- _Task 1_: Repeat the records' lines word for word, from the line with "rating-change-cell: -1.36% (509, 107, 540, 119)" up to and including the line with "rating-cell: 1.261% (430, 390, 464, 402)".

- _Document section_:
__________

Legislatures and financial regulators worldwide have recommitted themselves to strengthening their financial regulatory systems to correct the weaknesses that the 2008 financial crisis has uncovered. However, in many cases, the global nature of many market participants (large investment banks, credit rating agencies, investment advisers, hedge funds et al.) will likely make purely domestic responses to regulatory weaknesses less than fully effective. Globally active market participants often have significant portions of their operations, data, staff, capital and assets in multiple jurisdictions. Regulators often respond by requiring that a regulated entity's overseas operations must comply with domestic standards and oversight requirements prior to being allowed to engage in domestic business. Still, confirmation and enforcement of these requirements can prove challenging.

__________

- _Given entries_:

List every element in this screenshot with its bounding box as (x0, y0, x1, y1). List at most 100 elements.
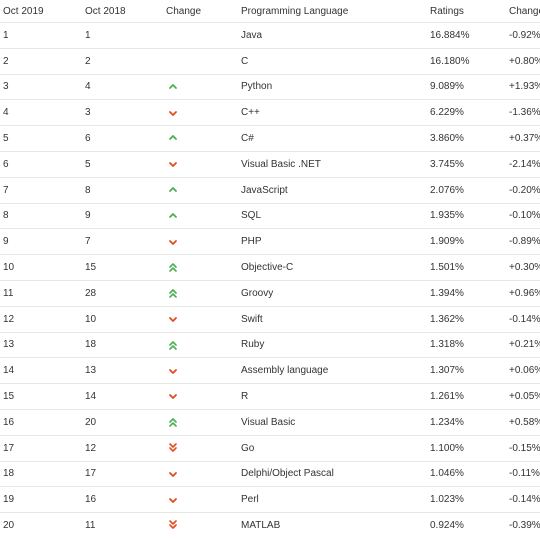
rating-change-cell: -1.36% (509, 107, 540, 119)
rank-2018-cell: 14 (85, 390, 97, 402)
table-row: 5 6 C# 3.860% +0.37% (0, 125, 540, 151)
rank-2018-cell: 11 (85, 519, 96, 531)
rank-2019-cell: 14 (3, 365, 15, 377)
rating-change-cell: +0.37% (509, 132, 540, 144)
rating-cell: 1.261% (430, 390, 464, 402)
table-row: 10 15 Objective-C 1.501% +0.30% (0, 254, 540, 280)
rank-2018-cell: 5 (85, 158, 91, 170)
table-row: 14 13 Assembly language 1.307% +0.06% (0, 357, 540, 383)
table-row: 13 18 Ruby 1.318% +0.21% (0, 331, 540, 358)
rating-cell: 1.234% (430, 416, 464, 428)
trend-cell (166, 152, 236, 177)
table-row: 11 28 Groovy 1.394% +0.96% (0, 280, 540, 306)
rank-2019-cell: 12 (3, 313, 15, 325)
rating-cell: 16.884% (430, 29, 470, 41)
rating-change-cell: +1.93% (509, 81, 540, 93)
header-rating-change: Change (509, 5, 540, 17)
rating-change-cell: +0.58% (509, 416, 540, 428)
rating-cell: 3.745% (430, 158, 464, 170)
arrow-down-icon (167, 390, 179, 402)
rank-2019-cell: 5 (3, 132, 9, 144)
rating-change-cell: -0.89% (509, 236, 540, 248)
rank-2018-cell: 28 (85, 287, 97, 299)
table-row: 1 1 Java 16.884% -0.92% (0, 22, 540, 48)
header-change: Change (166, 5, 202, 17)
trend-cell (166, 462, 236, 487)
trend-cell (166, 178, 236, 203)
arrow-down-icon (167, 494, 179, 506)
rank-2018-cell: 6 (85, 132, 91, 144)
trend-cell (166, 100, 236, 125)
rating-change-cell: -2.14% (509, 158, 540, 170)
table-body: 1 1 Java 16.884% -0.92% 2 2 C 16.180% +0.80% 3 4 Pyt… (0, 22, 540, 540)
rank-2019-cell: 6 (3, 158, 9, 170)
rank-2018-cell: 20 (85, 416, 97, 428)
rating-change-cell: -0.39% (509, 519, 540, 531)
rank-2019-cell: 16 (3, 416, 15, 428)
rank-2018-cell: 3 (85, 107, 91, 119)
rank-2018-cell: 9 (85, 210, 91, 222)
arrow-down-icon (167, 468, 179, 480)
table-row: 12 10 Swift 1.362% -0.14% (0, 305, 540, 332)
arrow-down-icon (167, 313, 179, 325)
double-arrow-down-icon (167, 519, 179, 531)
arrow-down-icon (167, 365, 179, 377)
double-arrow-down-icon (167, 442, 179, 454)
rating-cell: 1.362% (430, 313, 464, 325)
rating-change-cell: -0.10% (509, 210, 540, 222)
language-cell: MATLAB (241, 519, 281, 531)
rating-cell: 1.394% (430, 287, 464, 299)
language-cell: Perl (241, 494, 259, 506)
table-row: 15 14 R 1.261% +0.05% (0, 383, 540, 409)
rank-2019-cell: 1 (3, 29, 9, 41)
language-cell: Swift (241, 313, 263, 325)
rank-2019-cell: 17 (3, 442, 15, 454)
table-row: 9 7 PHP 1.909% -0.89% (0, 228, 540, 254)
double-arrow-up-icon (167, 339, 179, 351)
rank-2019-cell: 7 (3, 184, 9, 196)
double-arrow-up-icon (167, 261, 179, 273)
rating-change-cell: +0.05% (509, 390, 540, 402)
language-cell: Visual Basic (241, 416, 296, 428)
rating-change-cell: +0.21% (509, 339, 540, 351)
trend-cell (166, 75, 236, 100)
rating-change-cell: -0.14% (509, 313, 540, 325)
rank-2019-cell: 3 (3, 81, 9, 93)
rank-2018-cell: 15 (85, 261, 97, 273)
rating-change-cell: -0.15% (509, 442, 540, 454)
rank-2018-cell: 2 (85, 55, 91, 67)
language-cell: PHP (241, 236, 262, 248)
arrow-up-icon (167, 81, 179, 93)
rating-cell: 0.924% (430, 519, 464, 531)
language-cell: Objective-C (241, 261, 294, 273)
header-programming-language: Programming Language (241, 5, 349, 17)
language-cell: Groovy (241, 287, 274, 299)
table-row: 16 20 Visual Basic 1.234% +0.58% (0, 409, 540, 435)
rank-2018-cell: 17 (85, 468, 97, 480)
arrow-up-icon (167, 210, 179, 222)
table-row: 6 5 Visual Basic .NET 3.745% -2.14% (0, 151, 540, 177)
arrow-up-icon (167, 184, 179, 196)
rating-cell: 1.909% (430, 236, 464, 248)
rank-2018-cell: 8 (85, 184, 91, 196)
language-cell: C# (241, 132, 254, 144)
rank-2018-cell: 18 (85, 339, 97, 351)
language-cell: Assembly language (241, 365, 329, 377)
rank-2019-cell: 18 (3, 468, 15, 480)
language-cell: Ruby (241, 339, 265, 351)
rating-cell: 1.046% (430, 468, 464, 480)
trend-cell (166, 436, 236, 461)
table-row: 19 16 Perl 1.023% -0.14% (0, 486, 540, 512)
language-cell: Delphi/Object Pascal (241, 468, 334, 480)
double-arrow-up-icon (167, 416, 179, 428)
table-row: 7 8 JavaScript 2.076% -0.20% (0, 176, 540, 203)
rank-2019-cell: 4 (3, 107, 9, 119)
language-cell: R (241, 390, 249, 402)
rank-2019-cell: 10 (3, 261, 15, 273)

__________

- _Task 2_: Continue the passage on cross-border financial regulation from where it stops.

- _Exercise output 1_:
rating-change-cell: -1.36% (509, 107, 540, 119)
rank-2018-cell: 14 (85, 390, 97, 402)
table-row: 5 6 C# 3.860% +0.37% (0, 125, 540, 151)
rank-2018-cell: 11 (85, 519, 96, 531)
rank-2019-cell: 14 (3, 365, 15, 377)
rating-change-cell: +0.37% (509, 132, 540, 144)
rating-cell: 1.261% (430, 390, 464, 402)

- _Exercise output 2_:
Even where securities regulators have in place enforcement cooperation mechanisms, such as bilateral and the IOSCO Multilateral Memorandum of Understanding Concerning Consultation and Cooperation and the Exchange of Information (IOSCO MMOU), the day-to-day information outside of an enforcement context that a regulator needs in order to exercise effective oversight may be difficult to access, without the assistance and cooperation of the relevant counterpart. Although regulators have different supervisory approaches and laws, each has a common interest in information-sharing and cooperation based on earned trust in each other's regulatory and supervisory systems.
This chapter discusses the United States approach to securities enforcement cooperation and the international approach as contained in the initiatives and activities of the International Organization of Securities Commissions (IOSCO).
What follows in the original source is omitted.